_Source excerpt_
···
The website has rich case studies, but it is also great if you just want to scroll through the photographs and videos, almost like browsing a social media app.
In the past, Memory Work digital content has been used in a variety of ways. We’ve seen photographs and articles picked up and placed in union newsletters or posted to social media. The oral histories series we produced in partnership with UNITE HERE Local 11 was developed into an organizing training program. We are excited to see what kind of projects, research and ideas are generated from our improved website.
Q: What are the origins of the Memory Work Research Initiative (MWRI)? How did you develop your community-oriented research justice approach to archives?
Higbie: I came to Los Angeles in 2007 from Chicago, where I had worked at a research library with a huge wealth of archival collections documenting social movements in the early 20th century. In Los Angeles, there really wasn’t anything similar, especially for the later periods; a lot of local unions sent their materials back east or to the midwest where their national unions are based. That was in the back of my mind when we started this project more than 15 years ago.
The more proximate origin of the MWRI began around 2010 or 2011, when we were approached by a staff member at SEIU Local 1877, now United Service Workers West, for help organizing and cataloging their records. That was how Caroline was drawn into this as a graduate student, spending the summer in the basement of the union hall.
···
_Supplied information_
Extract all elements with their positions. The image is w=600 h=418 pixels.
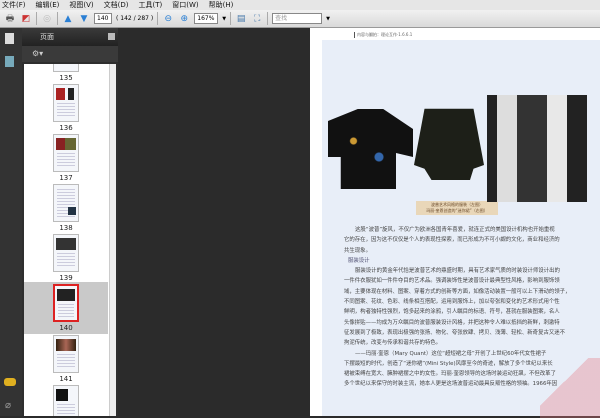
menu-file[interactable]: 文件(F) bbox=[2, 0, 26, 10]
page-count: ( 142 / 287 ) bbox=[116, 15, 154, 22]
comments-icon[interactable] bbox=[4, 378, 16, 386]
thumbnail-139[interactable]: 139 bbox=[24, 234, 108, 282]
separator bbox=[267, 12, 269, 25]
separator bbox=[57, 12, 58, 25]
bookmarks-icon[interactable] bbox=[5, 56, 14, 67]
panel-header: 页面 bbox=[22, 28, 118, 46]
panel-title: 页面 bbox=[40, 33, 54, 41]
fit-page-icon[interactable]: ▤ bbox=[235, 13, 247, 25]
print-icon[interactable]: 🖶 bbox=[4, 13, 16, 25]
zoom-out-button[interactable]: ⊖ bbox=[162, 13, 174, 25]
toolbar: 🖶 ◩ ◎ ▲ ▼ 140 ( 142 / 287 ) ⊖ ⊕ 167% ▼ ▤… bbox=[0, 10, 600, 28]
cardigan-photo bbox=[328, 109, 413, 189]
photo-caption: 波普艺术风格的服装（左图） 玛丽·奎恩创造的“迷你裙”（右图） bbox=[416, 201, 498, 215]
chevron-down-icon[interactable]: ▼ bbox=[326, 16, 330, 22]
photo-collage: 波普艺术风格的服装（左图） 玛丽·奎恩创造的“迷你裙”（右图） bbox=[322, 95, 592, 215]
menu-view[interactable]: 视图(V) bbox=[69, 0, 93, 10]
thumbnail-142[interactable] bbox=[24, 385, 108, 416]
menu-window[interactable]: 窗口(W) bbox=[172, 0, 198, 10]
pages-icon[interactable] bbox=[5, 33, 14, 44]
menu-bar: 文件(F) 编辑(E) 视图(V) 文档(D) 工具(T) 窗口(W) 帮助(H… bbox=[0, 0, 600, 10]
page-number-input[interactable]: 140 bbox=[94, 13, 112, 24]
separator bbox=[157, 12, 159, 25]
previous-page-button[interactable]: ▲ bbox=[62, 13, 74, 25]
watermark-graphic bbox=[540, 358, 600, 418]
options-button[interactable]: ⚙▾ bbox=[22, 46, 118, 62]
menu-help[interactable]: 帮助(H) bbox=[209, 0, 234, 10]
thumbnail-138[interactable]: 138 bbox=[24, 184, 108, 232]
thumbnail-scrollbar[interactable] bbox=[109, 64, 116, 416]
pages-panel: 页面 ⚙▾ 135 136 137 138 139 140 141 bbox=[22, 28, 118, 416]
mini-skirt-photo bbox=[487, 95, 587, 202]
thumbnail-137[interactable]: 137 bbox=[24, 134, 108, 182]
create-pdf-icon[interactable]: ◩ bbox=[20, 13, 32, 25]
zoom-select[interactable]: 167% bbox=[194, 13, 219, 24]
search-input[interactable]: 查找 bbox=[272, 13, 323, 24]
menu-document[interactable]: 文档(D) bbox=[104, 0, 129, 10]
thumbnail-140[interactable]: 140 bbox=[24, 282, 108, 334]
next-page-button[interactable]: ▼ bbox=[78, 13, 90, 25]
jacket-photo bbox=[414, 108, 484, 180]
thumbnail-136[interactable]: 136 bbox=[24, 84, 108, 132]
section-heading: 服装设计 bbox=[348, 257, 370, 264]
thumbnail-135[interactable]: 135 bbox=[24, 64, 108, 82]
separator bbox=[230, 12, 232, 25]
document-page: 内容与翻拍：理论互作·1.6.6.1 波普艺术风格的服装（左图） 玛丽·奎恩创造… bbox=[310, 28, 600, 418]
navigation-icon-column: ⌀ bbox=[0, 28, 22, 416]
menu-edit[interactable]: 编辑(E) bbox=[36, 0, 60, 10]
thumbnail-list: 135 136 137 138 139 140 141 bbox=[24, 64, 116, 416]
zoom-in-button[interactable]: ⊕ bbox=[178, 13, 190, 25]
full-screen-icon[interactable]: ⛶ bbox=[251, 13, 263, 25]
attachment-icon[interactable]: ⌀ bbox=[5, 400, 11, 411]
collaborate-icon[interactable]: ◎ bbox=[41, 13, 53, 25]
thumbnail-141[interactable]: 141 bbox=[24, 335, 108, 383]
separator bbox=[36, 12, 37, 25]
running-head: 内容与翻拍：理论互作·1.6.6.1 bbox=[354, 32, 412, 38]
chevron-down-icon[interactable]: ▼ bbox=[222, 16, 226, 22]
menu-tools[interactable]: 工具(T) bbox=[139, 0, 163, 10]
panel-menu-button[interactable] bbox=[108, 33, 115, 40]
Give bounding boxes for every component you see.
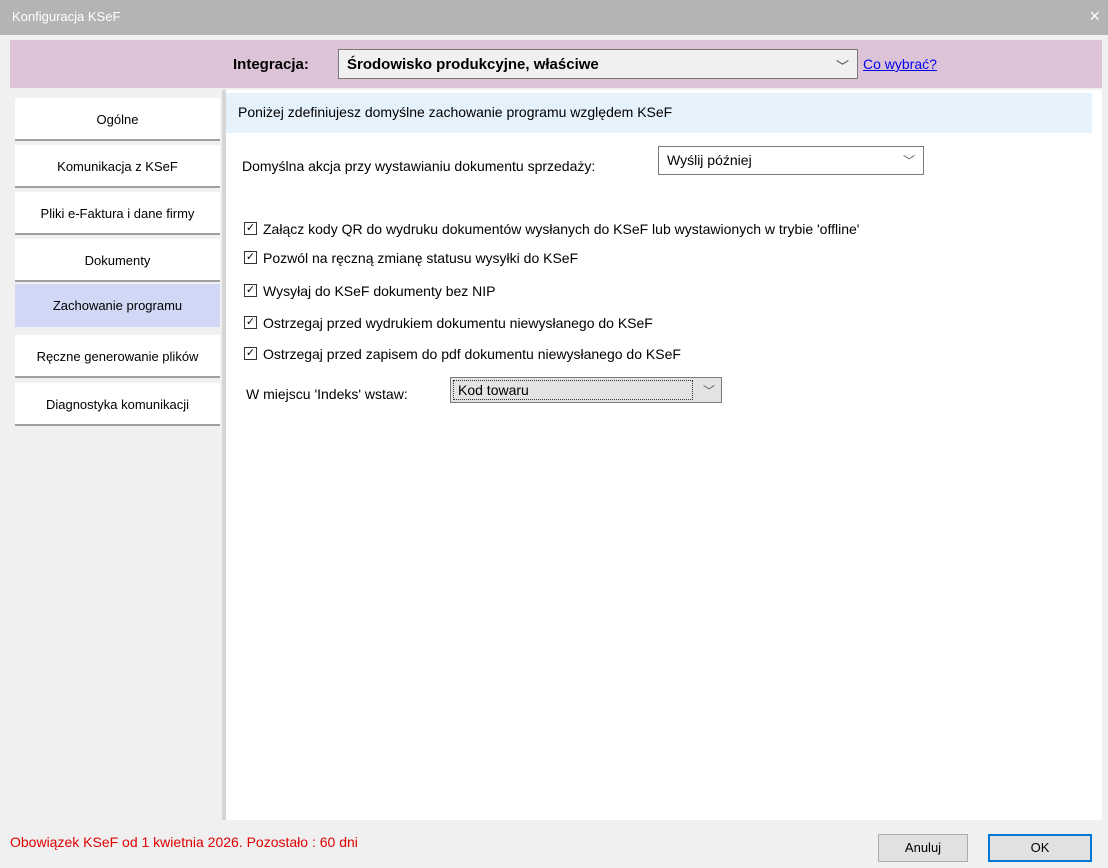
default-action-select[interactable]: Wyślij później ﹀ bbox=[658, 146, 924, 175]
checkbox-box[interactable]: ✓ bbox=[244, 284, 257, 297]
chevron-down-icon: ﹀ bbox=[835, 59, 849, 74]
status-text: Obowiązek KSeF od 1 kwietnia 2026. Pozos… bbox=[10, 834, 358, 850]
window-frame-left bbox=[0, 35, 10, 868]
sidebar-item-zachowanie[interactable]: Zachowanie programu bbox=[15, 284, 220, 327]
checkbox-label: Pozwól na ręczną zmianę statusu wysyłki … bbox=[263, 250, 579, 266]
integration-select[interactable]: Środowisko produkcyjne, właściwe ﹀ bbox=[338, 49, 858, 79]
checkbox-box[interactable]: ✓ bbox=[244, 222, 257, 235]
checkbox-box[interactable]: ✓ bbox=[244, 251, 257, 264]
cancel-button[interactable]: Anuluj bbox=[878, 834, 968, 862]
title-bar: Konfiguracja KSeF × bbox=[0, 0, 1108, 35]
checkbox-label: Ostrzegaj przed zapisem do pdf dokumentu… bbox=[263, 346, 681, 362]
default-action-label: Domyślna akcja przy wystawianiu dokument… bbox=[242, 158, 596, 174]
info-text: Poniżej zdefiniujesz domyślne zachowanie… bbox=[238, 104, 673, 120]
integration-bar: Integracja: Środowisko produkcyjne, właś… bbox=[10, 40, 1102, 88]
checkbox-box[interactable]: ✓ bbox=[244, 347, 257, 360]
index-label: W miejscu 'Indeks' wstaw: bbox=[246, 386, 408, 402]
index-select[interactable]: Kod towaru ﹀ bbox=[450, 377, 722, 403]
sidebar-item-reczne[interactable]: Ręczne generowanie plików bbox=[15, 335, 220, 378]
focus-outline: Kod towaru bbox=[453, 380, 693, 400]
window-title: Konfiguracja KSeF bbox=[12, 9, 121, 24]
sidebar-item-pliki[interactable]: Pliki e-Faktura i dane firmy bbox=[15, 192, 220, 235]
integration-value: Środowisko produkcyjne, właściwe bbox=[347, 56, 599, 73]
sidebar-item-ogolne[interactable]: Ogólne bbox=[15, 98, 220, 141]
sidebar: Ogólne Komunikacja z KSeF Pliki e-Faktur… bbox=[10, 90, 222, 820]
checkbox-box[interactable]: ✓ bbox=[244, 316, 257, 329]
sidebar-item-komunikacja[interactable]: Komunikacja z KSeF bbox=[15, 145, 220, 188]
checkbox-label: Wysyłaj do KSeF dokumenty bez NIP bbox=[263, 283, 496, 299]
sidebar-item-dokumenty[interactable]: Dokumenty bbox=[15, 239, 220, 282]
integration-label: Integracja: bbox=[233, 56, 309, 73]
chevron-down-icon: ﹀ bbox=[702, 384, 715, 398]
chevron-down-icon: ﹀ bbox=[902, 154, 915, 168]
status-bar: Obowiązek KSeF od 1 kwietnia 2026. Pozos… bbox=[10, 820, 1102, 868]
sidebar-item-diagnostyka[interactable]: Diagnostyka komunikacji bbox=[15, 383, 220, 426]
settings-panel: Poniżej zdefiniujesz domyślne zachowanie… bbox=[226, 90, 1102, 820]
close-icon[interactable]: × bbox=[1089, 6, 1100, 26]
info-banner: Poniżej zdefiniujesz domyślne zachowanie… bbox=[226, 93, 1092, 133]
ok-button[interactable]: OK bbox=[988, 834, 1092, 862]
help-link[interactable]: Co wybrać? bbox=[863, 56, 937, 72]
checkbox-label: Ostrzegaj przed wydrukiem dokumentu niew… bbox=[263, 315, 653, 331]
default-action-value: Wyślij później bbox=[667, 152, 752, 168]
checkbox-label: Załącz kody QR do wydruku dokumentów wys… bbox=[263, 221, 860, 237]
index-value: Kod towaru bbox=[458, 382, 529, 398]
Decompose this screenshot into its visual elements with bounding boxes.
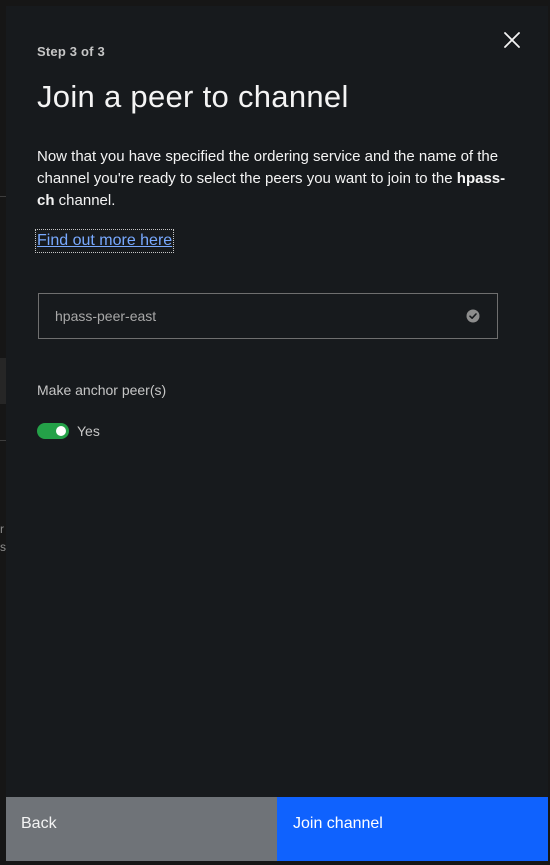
background-text-fragment: r [0, 522, 4, 536]
page-title: Join a peer to channel [37, 79, 349, 114]
footer-actions: Back Join channel [6, 797, 548, 861]
join-peer-panel: Step 3 of 3 Join a peer to channel Now t… [6, 6, 548, 861]
peer-select-tile[interactable]: hpass-peer-east [38, 293, 498, 339]
back-button[interactable]: Back [6, 797, 277, 861]
anchor-peer-label: Make anchor peer(s) [37, 382, 167, 398]
step-indicator: Step 3 of 3 [37, 44, 105, 59]
join-channel-button[interactable]: Join channel [277, 797, 548, 861]
toggle-knob [56, 426, 66, 436]
close-button[interactable] [498, 26, 526, 54]
learn-more-link[interactable]: Find out more here [34, 229, 175, 253]
checkmark-filled-icon [465, 308, 481, 324]
close-icon [504, 32, 520, 48]
peer-name: hpass-peer-east [55, 308, 157, 324]
toggle-state-label: Yes [77, 423, 100, 439]
anchor-peer-toggle-row: Yes [37, 421, 100, 441]
description-part: channel. [54, 192, 116, 209]
description-text: Now that you have specified the ordering… [37, 146, 522, 212]
description-part: Now that you have specified the ordering… [37, 148, 499, 187]
anchor-peer-toggle[interactable] [37, 423, 69, 439]
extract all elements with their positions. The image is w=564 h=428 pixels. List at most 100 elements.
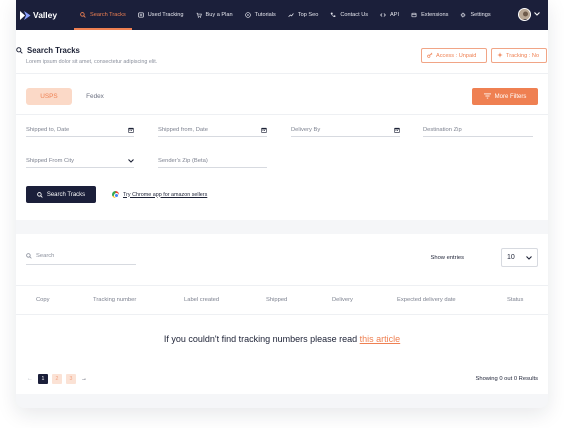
field-placeholder: Delivery By (291, 126, 321, 133)
nav-label: Tutorials (254, 12, 276, 18)
filter-icon (483, 92, 491, 101)
logo-icon (20, 10, 31, 20)
delivery-by-field[interactable]: Delivery By (291, 123, 400, 137)
nav-item-contact-us[interactable]: Contact Us (330, 0, 368, 30)
page-header: Search Tracks Lorem ipsum dolor sit amet… (16, 30, 548, 74)
nav-item-buy-a-plan[interactable]: Buy a Plan (196, 0, 233, 30)
cart-icon (196, 12, 202, 18)
page-button[interactable]: 1 (38, 374, 48, 384)
shipped-from-city-select[interactable]: Shipped From City (26, 154, 134, 168)
tracking-status-badge[interactable]: Tracking : No (491, 48, 547, 63)
page-title-text: Search Tracks (27, 46, 80, 55)
field-placeholder: Sender's Zip (Beta) (158, 157, 208, 164)
entries-select[interactable]: 10 (501, 248, 538, 267)
code-icon (380, 12, 386, 18)
table-header: Copy Tracking number Label created Shipp… (16, 285, 548, 315)
nav-item-used-tracking[interactable]: Used Tracking (137, 0, 184, 30)
chart-icon (288, 12, 294, 18)
field-placeholder: Shipped from, Date (158, 126, 208, 133)
prev-page-button[interactable]: ← (26, 374, 34, 384)
puzzle-icon (411, 12, 417, 18)
results-count: Showing 0 out 0 Results (475, 376, 538, 382)
user-menu[interactable] (518, 8, 540, 21)
field-placeholder: Shipped to, Date (26, 126, 70, 133)
field-placeholder: Destination Zip (423, 126, 462, 133)
show-entries-label: Show entries (430, 255, 464, 261)
access-status-badge[interactable]: Access : Unpaid (421, 48, 487, 63)
empty-message-text: If you couldn't find tracking numbers pl… (163, 334, 358, 344)
sparkle-icon (497, 51, 503, 60)
page-subtitle: Lorem ipsum dolor sit amet, consectetur … (26, 59, 158, 65)
empty-state-message: If you couldn't find tracking numbers pl… (16, 334, 548, 344)
nav-item-settings[interactable]: Settings (460, 0, 491, 30)
tab-fedex[interactable]: Fedex (72, 88, 118, 105)
more-filters-label: More Filters (494, 93, 527, 100)
article-link[interactable]: this article (360, 334, 401, 344)
nav-item-tutorials[interactable]: Tutorials (244, 0, 276, 30)
logo[interactable]: Valley (20, 10, 66, 21)
pagination: ← 1 2 3 → (26, 374, 92, 384)
search-tracks-label: Search Tracks (46, 191, 86, 198)
nav-label: Search Tracks (90, 12, 126, 18)
entries-value: 10 (507, 254, 515, 261)
nav-label: Used Tracking (147, 12, 184, 18)
phone-icon (330, 12, 336, 18)
more-filters-button[interactable]: More Filters (472, 88, 538, 105)
tab-usps[interactable]: USPS (26, 88, 72, 105)
page-button[interactable]: 3 (66, 374, 76, 384)
chrome-link-label: Try Chrome app for amazon sellers (123, 191, 208, 198)
calendar-icon[interactable] (128, 127, 134, 133)
nav-label: Settings (470, 12, 491, 18)
play-icon (244, 12, 251, 18)
nav-item-top-seo[interactable]: Top Seo (288, 0, 318, 30)
chevron-down-icon (534, 11, 540, 18)
results-card: Search Show entries 10 Copy Tracking num… (16, 234, 548, 394)
key-icon (427, 52, 433, 60)
search-icon (80, 12, 86, 18)
search-icon (16, 47, 23, 54)
field-placeholder: Shipped From City (26, 157, 75, 164)
table-search-input[interactable]: Search (26, 248, 136, 265)
tracking-label: Tracking : No (506, 52, 540, 59)
gear-icon (460, 12, 466, 18)
nav-item-extensions[interactable]: Extensions (411, 0, 448, 30)
column-header[interactable]: Status (507, 297, 523, 303)
nav-item-search-tracks[interactable]: Search Tracks (74, 0, 132, 30)
shipped-from-date-field[interactable]: Shipped from, Date (158, 123, 267, 137)
shipped-to-date-field[interactable]: Shipped to, Date (26, 123, 134, 137)
page-button[interactable]: 2 (52, 374, 62, 384)
page-title: Search Tracks (16, 46, 80, 55)
carrier-tabs: USPS Fedex (26, 88, 118, 105)
avatar (518, 8, 531, 21)
access-label: Access : Unpaid (436, 52, 477, 59)
column-header[interactable]: Label created (184, 297, 219, 303)
column-header[interactable]: Copy (36, 297, 50, 303)
column-header[interactable]: Tracking number (93, 297, 136, 303)
next-page-button[interactable]: → (80, 374, 88, 384)
search-placeholder: Search (36, 253, 55, 259)
app-window: Valley Search Tracks Used Tracking Buy a… (16, 0, 548, 408)
nav-label: Contact Us (340, 12, 369, 18)
column-header[interactable]: Expected delivery date (397, 297, 456, 303)
search-tracks-button[interactable]: Search Tracks (26, 186, 96, 203)
calendar-icon[interactable] (261, 127, 267, 133)
filters-card: USPS Fedex More Filters Shipped to, Date… (16, 74, 548, 220)
destination-zip-field[interactable]: Destination Zip (423, 123, 533, 137)
chevron-down-icon (128, 158, 134, 163)
search-icon (36, 191, 43, 198)
divider (16, 114, 548, 115)
calendar-icon[interactable] (394, 127, 400, 133)
chevron-down-icon (526, 255, 532, 260)
senders-zip-field[interactable]: Sender's Zip (Beta) (158, 154, 267, 168)
nav-label: API (390, 12, 400, 18)
column-header[interactable]: Shipped (266, 297, 287, 303)
top-navbar: Valley Search Tracks Used Tracking Buy a… (16, 0, 548, 30)
list-icon (137, 12, 144, 18)
nav-label: Buy a Plan (205, 12, 233, 18)
column-header[interactable]: Delivery (332, 297, 353, 303)
search-icon (26, 253, 32, 259)
nav-item-api[interactable]: API (380, 0, 399, 30)
chrome-app-link[interactable]: Try Chrome app for amazon sellers (112, 191, 207, 198)
chrome-icon (112, 191, 119, 198)
nav-label: Extensions (421, 12, 449, 18)
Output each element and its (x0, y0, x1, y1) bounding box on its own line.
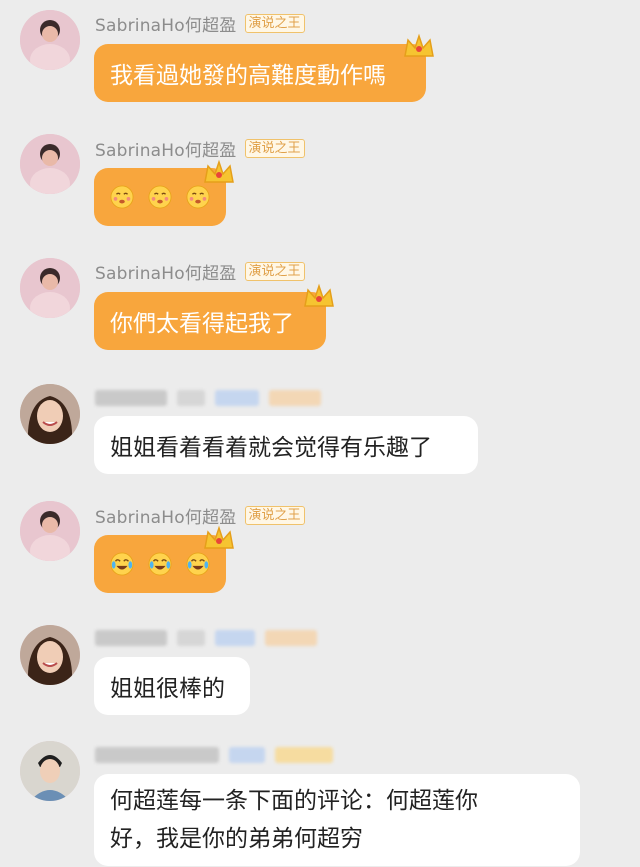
···
_Given task A_
Reproduce the passage of the Memory Work interview that opens with the words containing "In the past, Memory" and closes with "approach to archives?".
_Given task B_
Carry on the interview about the Memory Work Research Initiative from the point where it stops.
The data has no connection to the interview about the Memory Work Research Initiative.

_Exercise output A_
In the past, Memory Work digital content has been used in a variety of ways. We’ve seen photographs and articles picked up and placed in union newsletters or posted to social media. The oral histories series we produced in partnership with UNITE HERE Local 11 was developed into an organizing training program. We are excited to see what kind of projects, research and ideas are generated from our improved website.
Q: What are the origins of the Memory Work Research Initiative (MWRI)? How did you develop your community-oriented research justice approach to archives?

_Exercise output B_
Luce: I started at UCLA in 2006 in the history program. One of my first jobs in graduate school was with the Center for Primary and Research and Training (CFPRT) at UCLA Library Special Collections, which is a brilliant program that pairs graduate students with under-utilized collections relevant to their expertise to teach them the basics of archival processing. Professor Higbie reached out to me about an opportunity to use the skills I had learned in CFPRT at the janitors’ hall.
It was more than one summer in that basement. It was very hot, the building was a former mortuary and it was not organized in any way. We spent the first two months just clearing out garbage to even make a workspace there. But in between all that garbage were incredible gems from the Justice for Janitors campaign of the 1980s-2000s.
Our work cataloging the janitors’ records was seminal to the MWRI, though it wasn’t named that then. The experience provided a great example of how archival processing and collection can actually be a form of research.
Professor Higbie and I learned so much about the Justice for Janitors campaign that really, to that point, had not been documented in any kind of formal, scholarly way. We found lesser-known episodes and characters from the campaign, and by hanging around the hall, we built rapport with organizers like David Huerta, who regularly shared his stories with us.
Collaborating with workers and the union helped us hone a research justice approach where we recognize that multiple forms of expertise exist. Workers are experts on their own lives and experiences in history. It is from the raw materials of those experiences and memories that you can build new knowledge in this collaborative way.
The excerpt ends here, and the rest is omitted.